Wednesday, April 30
King Crest Lost Coast Loop Day 2
King Range National Conservation Area
Unceded lands of the Sinkyone, Cahto and Yuki Coast peoples
Start: King Crest Trail road
Stop: Lost Coast Trail mile 14.9
23.56 miles
3,553′ ascent
6,666′ descent
The roar of the wind is constant through the night but it only really shakes my tent once. I toss and turn and sleep so-so. My watch starts beeping at 4:30 am and I snooze it for 10 minutes. I rustle to life, get everything organized and change back into my hiking clothes. I find that my cell phone didn’t charge but hopefully it will be enough for the day. I know better than to keep my warm alpaca layer on but can’t resist.


I start hiking just before 5:30 am with my headlamp blazing. I round the corner and get blasted with the wind. It isn’t long before the sky begins to brighten and a beautiful sunrise to the east starts to warm. I don’t hike very far before the road narrows down into a trail flanked by manzanitas.

Luckily there are short switchbacks as the trail climbs gradually. The work is enough to make me stop and remove my alpaca hoodie. I turn off my headlamp just before the first sun beam cracks the horizon. I am greeted by bright Indian warrior flowers and I can already hear the bees working the manzanita blossoms. An Anna’s Hummingbird buzzes and flies up to me. She slingshots back and forth until she is between me and the sun. She hovers perfectly in silhouette against the sun and it’s an image I will hold in my mind forever.

[Items listed in a dataset]
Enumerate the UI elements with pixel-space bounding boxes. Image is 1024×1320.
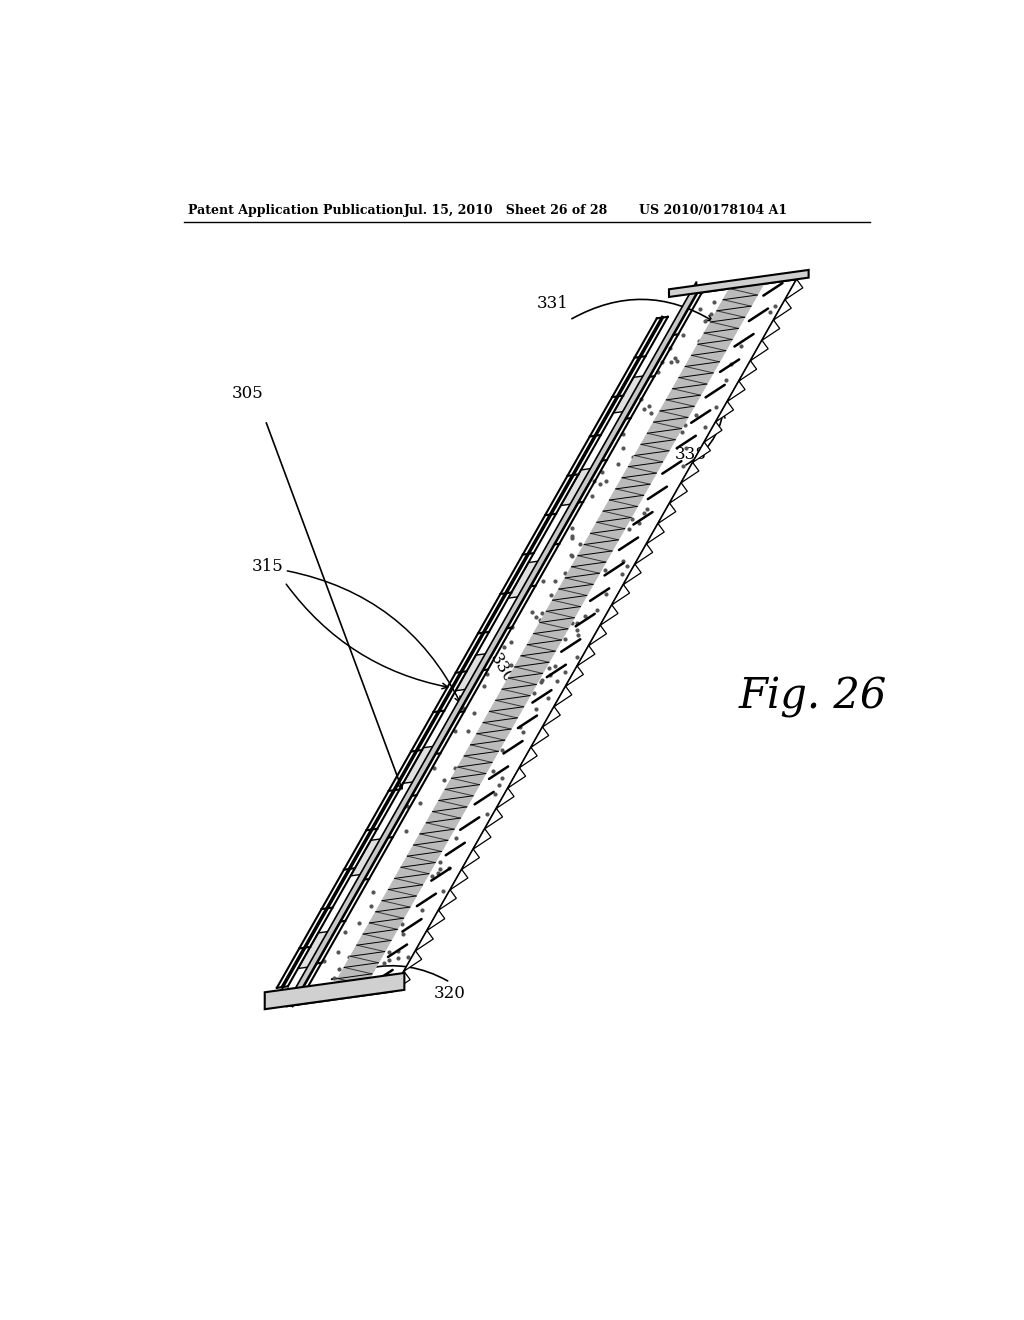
Polygon shape <box>462 849 479 870</box>
Text: 330: 330 <box>486 649 517 686</box>
Polygon shape <box>600 605 618 626</box>
Polygon shape <box>611 585 630 605</box>
Polygon shape <box>681 462 699 483</box>
Text: 315: 315 <box>252 558 284 576</box>
Polygon shape <box>403 746 434 783</box>
Text: 320: 320 <box>434 985 466 1002</box>
Polygon shape <box>554 686 571 706</box>
Polygon shape <box>451 870 468 890</box>
Polygon shape <box>624 564 641 585</box>
Polygon shape <box>508 768 525 788</box>
Polygon shape <box>565 667 584 686</box>
Polygon shape <box>403 950 422 972</box>
Text: US 2010/0178104 A1: US 2010/0178104 A1 <box>639 205 786 218</box>
Polygon shape <box>473 829 490 849</box>
Polygon shape <box>497 788 514 808</box>
Polygon shape <box>578 645 595 667</box>
Polygon shape <box>669 269 809 297</box>
Text: Jul. 15, 2010   Sheet 26 of 28: Jul. 15, 2010 Sheet 26 of 28 <box>403 205 608 218</box>
Polygon shape <box>705 422 722 442</box>
Polygon shape <box>292 281 696 1006</box>
Text: Fig. 26: Fig. 26 <box>739 676 887 718</box>
Polygon shape <box>646 524 665 544</box>
Polygon shape <box>416 931 433 950</box>
Polygon shape <box>519 747 538 768</box>
Polygon shape <box>773 300 792 319</box>
Polygon shape <box>561 469 592 506</box>
Polygon shape <box>762 319 779 341</box>
Polygon shape <box>589 626 606 645</box>
Polygon shape <box>613 376 644 413</box>
Polygon shape <box>326 284 764 1001</box>
Polygon shape <box>727 381 745 401</box>
Polygon shape <box>427 911 444 931</box>
Polygon shape <box>392 972 411 991</box>
Polygon shape <box>635 544 652 564</box>
Polygon shape <box>785 280 803 300</box>
Text: 305: 305 <box>231 384 263 401</box>
Text: Patent Application Publication: Patent Application Publication <box>188 205 403 218</box>
Polygon shape <box>692 442 711 462</box>
Polygon shape <box>298 932 329 969</box>
Polygon shape <box>438 890 457 911</box>
Text: 338: 338 <box>675 446 707 463</box>
Polygon shape <box>739 360 757 381</box>
Polygon shape <box>531 727 549 747</box>
Polygon shape <box>265 973 404 1010</box>
Polygon shape <box>716 401 733 422</box>
Polygon shape <box>508 561 540 598</box>
Polygon shape <box>751 341 768 360</box>
Polygon shape <box>350 838 382 876</box>
Polygon shape <box>543 706 560 727</box>
Polygon shape <box>670 483 687 503</box>
Polygon shape <box>292 280 797 1006</box>
Text: 331: 331 <box>537 294 568 312</box>
Polygon shape <box>484 808 503 829</box>
Polygon shape <box>658 503 676 524</box>
Polygon shape <box>456 653 486 690</box>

WHAT YOU SHOULD DO →
In the Lost Coast hiking entry, what kind of hummingbird flies up and hovers against the sun?

WRITTEN ANSWER →
An Anna's Hummingbird.